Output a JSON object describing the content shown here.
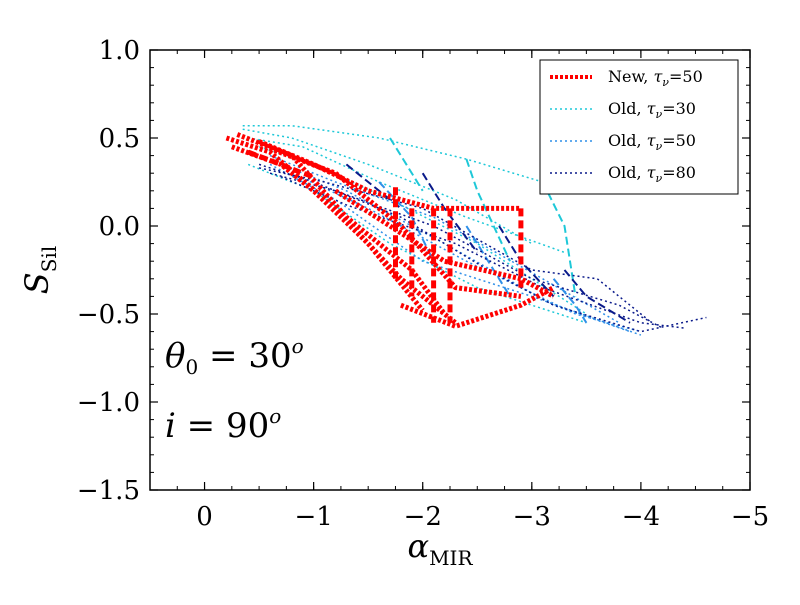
{
  "chart_data": {
    "type": "line",
    "xlabel_main": "α",
    "xlabel_sub": "MIR",
    "ylabel_main": "S",
    "ylabel_sub": "Sil",
    "xlim": [
      0.5,
      -5
    ],
    "ylim": [
      -1.5,
      1.0
    ],
    "x_inverted": true,
    "xticks": [
      0,
      -1,
      -2,
      -3,
      -4,
      -5
    ],
    "xtick_labels": [
      "0",
      "−1",
      "−2",
      "−3",
      "−4",
      "−5"
    ],
    "yticks": [
      1.0,
      0.5,
      0.0,
      -0.5,
      -1.0,
      -1.5
    ],
    "ytick_labels": [
      "1.0",
      "0.5",
      "0.0",
      "−0.5",
      "−1.0",
      "−1.5"
    ],
    "legend_position": "top-right",
    "annotations": [
      {
        "text": "θ0 = 30o",
        "main": "θ",
        "sub": "0",
        "eq": " = 30",
        "sup": "o"
      },
      {
        "text": "i = 90o",
        "main": "i",
        "sub": "",
        "eq": " = 90",
        "sup": "o"
      }
    ],
    "series": [
      {
        "label_prefix": "New, ",
        "label_tau": "τ",
        "label_nu": "ν",
        "label_value": "=50",
        "color": "#ff0000",
        "style": "dotted-thick",
        "lines": [
          {
            "x": [
              -0.2,
              -0.6,
              -1.2,
              -1.8,
              -2.3
            ],
            "y": [
              0.5,
              0.42,
              0.1,
              -0.3,
              -0.55
            ],
            "dash": "3,2",
            "w": 5
          },
          {
            "x": [
              -0.3,
              -0.8,
              -1.3,
              -1.9,
              -2.2
            ],
            "y": [
              0.52,
              0.4,
              0.05,
              -0.25,
              -0.5
            ],
            "dash": "3,2",
            "w": 5
          },
          {
            "x": [
              -0.25,
              -0.7,
              -1.0,
              -1.5,
              -2.0
            ],
            "y": [
              0.45,
              0.35,
              0.2,
              -0.1,
              -0.48
            ],
            "dash": "3,2",
            "w": 5
          },
          {
            "x": [
              -0.5,
              -1.0,
              -1.5,
              -2.1,
              -2.9
            ],
            "y": [
              0.48,
              0.35,
              0.2,
              0.1,
              0.1
            ],
            "dash": "3,2",
            "w": 5
          },
          {
            "x": [
              -0.6,
              -1.2,
              -1.8,
              -2.3,
              -2.9
            ],
            "y": [
              0.44,
              0.3,
              0.0,
              -0.35,
              -0.4
            ],
            "dash": "3,2",
            "w": 5
          },
          {
            "x": [
              -1.2,
              -1.7,
              -2.2,
              -2.9,
              -3.2
            ],
            "y": [
              0.2,
              0.0,
              -0.2,
              -0.3,
              -0.4
            ],
            "dash": "3,2",
            "w": 5
          },
          {
            "x": [
              -1.8,
              -2.3,
              -2.9,
              -3.2
            ],
            "y": [
              -0.45,
              -0.57,
              -0.45,
              -0.35
            ],
            "dash": "3,2",
            "w": 5
          },
          {
            "x": [
              -0.4,
              -0.7,
              -0.9,
              -1.0
            ],
            "y": [
              0.42,
              0.35,
              0.3,
              0.28
            ],
            "dash": "8,4",
            "w": 5
          },
          {
            "x": [
              -1.75,
              -1.75
            ],
            "y": [
              0.22,
              -0.3
            ],
            "dash": "8,4",
            "w": 5
          },
          {
            "x": [
              -1.9,
              -1.9
            ],
            "y": [
              0.1,
              -0.4
            ],
            "dash": "8,4",
            "w": 5
          },
          {
            "x": [
              -2.1,
              -2.1
            ],
            "y": [
              0.1,
              -0.55
            ],
            "dash": "8,4",
            "w": 5
          },
          {
            "x": [
              -2.25,
              -2.25
            ],
            "y": [
              0.1,
              -0.55
            ],
            "dash": "8,4",
            "w": 5
          },
          {
            "x": [
              -2.9,
              -2.9
            ],
            "y": [
              0.1,
              -0.35
            ],
            "dash": "8,4",
            "w": 5
          }
        ]
      },
      {
        "label_prefix": "Old, ",
        "label_tau": "τ",
        "label_nu": "ν",
        "label_value": "=30",
        "color": "#1ec8d8",
        "style": "dotted",
        "lines": [
          {
            "x": [
              -0.35,
              -0.8,
              -1.6,
              -2.4,
              -3.1
            ],
            "y": [
              0.57,
              0.57,
              0.5,
              0.38,
              0.25
            ],
            "dash": "2,3",
            "w": 1.5
          },
          {
            "x": [
              -0.35,
              -0.8,
              -1.5,
              -2.3,
              -3.0
            ],
            "y": [
              0.55,
              0.5,
              0.35,
              0.15,
              -0.1
            ],
            "dash": "2,3",
            "w": 1.5
          },
          {
            "x": [
              -0.4,
              -0.9,
              -1.6,
              -2.4,
              -3.3
            ],
            "y": [
              0.5,
              0.45,
              0.25,
              0.05,
              -0.15
            ],
            "dash": "2,3",
            "w": 1.5
          },
          {
            "x": [
              -0.5,
              -1.0,
              -1.7,
              -2.5,
              -3.5
            ],
            "y": [
              0.45,
              0.35,
              0.15,
              -0.1,
              -0.5
            ],
            "dash": "2,3",
            "w": 1.5
          },
          {
            "x": [
              -0.4,
              -1.0,
              -1.7,
              -2.5,
              -3.5
            ],
            "y": [
              0.35,
              0.2,
              -0.1,
              -0.35,
              -0.55
            ],
            "dash": "2,3",
            "w": 1.5
          },
          {
            "x": [
              -1.7,
              -1.8,
              -2.0
            ],
            "y": [
              0.5,
              0.4,
              0.2
            ],
            "dash": "8,4",
            "w": 2
          },
          {
            "x": [
              -2.4,
              -2.5,
              -2.8
            ],
            "y": [
              0.38,
              0.2,
              -0.2
            ],
            "dash": "8,4",
            "w": 2
          },
          {
            "x": [
              -3.1,
              -3.3,
              -3.4
            ],
            "y": [
              0.25,
              0.0,
              -0.4
            ],
            "dash": "8,4",
            "w": 2
          }
        ]
      },
      {
        "label_prefix": "Old, ",
        "label_tau": "τ",
        "label_nu": "ν",
        "label_value": "=50",
        "color": "#2f8fe8",
        "style": "dotted",
        "lines": [
          {
            "x": [
              -0.6,
              -1.2,
              -2.0,
              -3.0,
              -4.0
            ],
            "y": [
              0.35,
              0.15,
              -0.2,
              -0.4,
              -0.62
            ],
            "dash": "2,3",
            "w": 1.5
          },
          {
            "x": [
              -0.6,
              -1.2,
              -2.1,
              -3.1,
              -3.8
            ],
            "y": [
              0.4,
              0.25,
              0.05,
              -0.3,
              -0.55
            ],
            "dash": "2,3",
            "w": 1.5
          },
          {
            "x": [
              -0.7,
              -1.3,
              -2.2,
              -3.2,
              -3.9
            ],
            "y": [
              0.35,
              0.2,
              -0.1,
              -0.45,
              -0.6
            ],
            "dash": "2,3",
            "w": 1.5
          },
          {
            "x": [
              -0.8,
              -1.5,
              -2.4,
              -3.4,
              -4.0
            ],
            "y": [
              0.3,
              0.1,
              -0.2,
              -0.5,
              -0.6
            ],
            "dash": "2,3",
            "w": 1.5
          },
          {
            "x": [
              -1.6,
              -1.9,
              -2.1
            ],
            "y": [
              0.25,
              0.05,
              -0.2
            ],
            "dash": "8,4",
            "w": 2
          },
          {
            "x": [
              -2.4,
              -2.6,
              -2.8
            ],
            "y": [
              0.0,
              -0.2,
              -0.4
            ],
            "dash": "8,4",
            "w": 2
          },
          {
            "x": [
              -3.2,
              -3.4,
              -3.5
            ],
            "y": [
              -0.3,
              -0.45,
              -0.55
            ],
            "dash": "8,4",
            "w": 2
          }
        ]
      },
      {
        "label_prefix": "Old, ",
        "label_tau": "τ",
        "label_nu": "ν",
        "label_value": "=80",
        "color": "#0a1a8a",
        "style": "dotted",
        "lines": [
          {
            "x": [
              -0.5,
              -1.0,
              -1.8,
              -2.6,
              -3.2,
              -4.0,
              -4.6
            ],
            "y": [
              0.35,
              0.25,
              0.05,
              -0.25,
              -0.45,
              -0.6,
              -0.52
            ],
            "dash": "2,3",
            "w": 1.5
          },
          {
            "x": [
              -0.5,
              -1.1,
              -2.0,
              -3.0,
              -3.6,
              -4.1
            ],
            "y": [
              0.33,
              0.25,
              0.1,
              -0.25,
              -0.3,
              -0.55
            ],
            "dash": "2,3",
            "w": 1.5
          },
          {
            "x": [
              -0.6,
              -1.2,
              -2.1,
              -3.0,
              -3.8,
              -4.2
            ],
            "y": [
              0.3,
              0.2,
              0.0,
              -0.3,
              -0.45,
              -0.58
            ],
            "dash": "2,3",
            "w": 1.5
          },
          {
            "x": [
              -0.7,
              -1.3,
              -2.3,
              -3.1,
              -4.0,
              -4.4
            ],
            "y": [
              0.28,
              0.12,
              -0.1,
              -0.35,
              -0.55,
              -0.58
            ],
            "dash": "2,3",
            "w": 1.5
          },
          {
            "x": [
              -1.3,
              -1.5,
              -1.8
            ],
            "y": [
              0.35,
              0.25,
              0.1
            ],
            "dash": "8,4",
            "w": 2
          },
          {
            "x": [
              -2.0,
              -2.2,
              -2.5
            ],
            "y": [
              0.3,
              0.1,
              -0.15
            ],
            "dash": "8,4",
            "w": 2
          },
          {
            "x": [
              -2.7,
              -2.9,
              -3.2
            ],
            "y": [
              0.0,
              -0.2,
              -0.4
            ],
            "dash": "8,4",
            "w": 2
          },
          {
            "x": [
              -3.3,
              -3.5,
              -3.9
            ],
            "y": [
              -0.25,
              -0.4,
              -0.55
            ],
            "dash": "8,4",
            "w": 2
          }
        ]
      }
    ]
  }
}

---

Locate the word "color" in the data above. Copy every line carrying it.

(Response to this exercise)
        "color": "#ff0000",
        "color": "#1ec8d8",
        "color": "#2f8fe8",
        "color": "#0a1a8a",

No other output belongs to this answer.